*Records supplied*.
*****
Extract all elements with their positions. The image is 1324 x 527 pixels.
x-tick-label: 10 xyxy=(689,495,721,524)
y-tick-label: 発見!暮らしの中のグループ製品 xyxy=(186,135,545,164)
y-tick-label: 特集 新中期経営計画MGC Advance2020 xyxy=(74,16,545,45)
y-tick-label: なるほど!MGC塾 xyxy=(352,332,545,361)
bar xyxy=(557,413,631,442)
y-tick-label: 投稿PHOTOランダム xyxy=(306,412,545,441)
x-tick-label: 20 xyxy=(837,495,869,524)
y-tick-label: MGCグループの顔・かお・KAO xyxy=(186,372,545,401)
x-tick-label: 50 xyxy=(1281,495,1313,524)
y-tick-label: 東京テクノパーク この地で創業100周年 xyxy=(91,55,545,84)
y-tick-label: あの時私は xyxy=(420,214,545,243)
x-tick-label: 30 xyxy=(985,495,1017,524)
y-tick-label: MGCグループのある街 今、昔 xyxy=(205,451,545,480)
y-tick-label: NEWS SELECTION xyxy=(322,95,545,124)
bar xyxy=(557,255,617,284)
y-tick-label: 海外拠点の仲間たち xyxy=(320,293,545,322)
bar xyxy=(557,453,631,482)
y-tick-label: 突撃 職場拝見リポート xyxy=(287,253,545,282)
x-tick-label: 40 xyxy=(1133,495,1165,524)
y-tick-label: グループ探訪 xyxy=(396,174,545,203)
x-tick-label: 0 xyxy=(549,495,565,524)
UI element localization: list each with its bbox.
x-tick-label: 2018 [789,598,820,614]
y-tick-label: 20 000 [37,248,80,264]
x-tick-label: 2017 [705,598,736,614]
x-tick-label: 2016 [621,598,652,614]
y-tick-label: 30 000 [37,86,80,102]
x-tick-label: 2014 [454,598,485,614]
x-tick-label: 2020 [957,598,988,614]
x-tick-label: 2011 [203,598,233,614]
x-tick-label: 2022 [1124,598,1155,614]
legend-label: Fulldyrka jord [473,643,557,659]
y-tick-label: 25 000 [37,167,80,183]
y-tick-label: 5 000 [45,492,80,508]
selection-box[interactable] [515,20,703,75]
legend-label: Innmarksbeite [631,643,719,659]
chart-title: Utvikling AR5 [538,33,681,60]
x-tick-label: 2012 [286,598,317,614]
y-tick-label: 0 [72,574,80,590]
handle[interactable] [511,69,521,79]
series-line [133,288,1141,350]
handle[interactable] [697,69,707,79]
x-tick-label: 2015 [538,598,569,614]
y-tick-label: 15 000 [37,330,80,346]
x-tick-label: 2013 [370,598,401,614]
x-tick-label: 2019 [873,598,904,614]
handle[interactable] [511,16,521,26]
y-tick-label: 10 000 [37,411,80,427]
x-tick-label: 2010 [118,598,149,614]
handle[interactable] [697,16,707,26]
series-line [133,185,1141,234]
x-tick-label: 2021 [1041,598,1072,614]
*****
*Given problem*. Print out all of the lines above verbatim, without any alteration.

*Problem solution*.
Extract all elements with their positions. The image is 1324 x 527 pixels.
x-tick-label: 10 xyxy=(689,495,721,524)
y-tick-label: 発見!暮らしの中のグループ製品 xyxy=(186,135,545,164)
y-tick-label: 特集 新中期経営計画MGC Advance2020 xyxy=(74,16,545,45)
y-tick-label: なるほど!MGC塾 xyxy=(352,332,545,361)
bar xyxy=(557,413,631,442)
y-tick-label: 投稿PHOTOランダム xyxy=(306,412,545,441)
x-tick-label: 20 xyxy=(837,495,869,524)
y-tick-label: MGCグループの顔・かお・KAO xyxy=(186,372,545,401)
x-tick-label: 50 xyxy=(1281,495,1313,524)
y-tick-label: 東京テクノパーク この地で創業100周年 xyxy=(91,55,545,84)
y-tick-label: あの時私は xyxy=(420,214,545,243)
x-tick-label: 30 xyxy=(985,495,1017,524)
y-tick-label: MGCグループのある街 今、昔 xyxy=(205,451,545,480)
y-tick-label: NEWS SELECTION xyxy=(322,95,545,124)
bar xyxy=(557,255,617,284)
y-tick-label: 海外拠点の仲間たち xyxy=(320,293,545,322)
bar xyxy=(557,453,631,482)
y-tick-label: 突撃 職場拝見リポート xyxy=(287,253,545,282)
x-tick-label: 40 xyxy=(1133,495,1165,524)
y-tick-label: グループ探訪 xyxy=(396,174,545,203)
x-tick-label: 0 xyxy=(549,495,565,524)
UI element localization: list each with its bbox.
x-tick-label: 2018 [789,598,820,614]
y-tick-label: 20 000 [37,248,80,264]
x-tick-label: 2017 [705,598,736,614]
x-tick-label: 2016 [621,598,652,614]
y-tick-label: 30 000 [37,86,80,102]
x-tick-label: 2014 [454,598,485,614]
x-tick-label: 2020 [957,598,988,614]
x-tick-label: 2011 [203,598,233,614]
x-tick-label: 2022 [1124,598,1155,614]
legend-label: Fulldyrka jord [473,643,557,659]
y-tick-label: 25 000 [37,167,80,183]
y-tick-label: 5 000 [45,492,80,508]
selection-box[interactable] [515,20,703,75]
legend-label: Innmarksbeite [631,643,719,659]
chart-title: Utvikling AR5 [538,33,681,60]
x-tick-label: 2012 [286,598,317,614]
y-tick-label: 0 [72,574,80,590]
handle[interactable] [511,69,521,79]
series-line [133,288,1141,350]
handle[interactable] [697,69,707,79]
x-tick-label: 2015 [538,598,569,614]
y-tick-label: 15 000 [37,330,80,346]
x-tick-label: 2013 [370,598,401,614]
x-tick-label: 2019 [873,598,904,614]
handle[interactable] [511,16,521,26]
y-tick-label: 10 000 [37,411,80,427]
x-tick-label: 2010 [118,598,149,614]
handle[interactable] [697,16,707,26]
series-line [133,185,1141,234]
x-tick-label: 2021 [1041,598,1072,614]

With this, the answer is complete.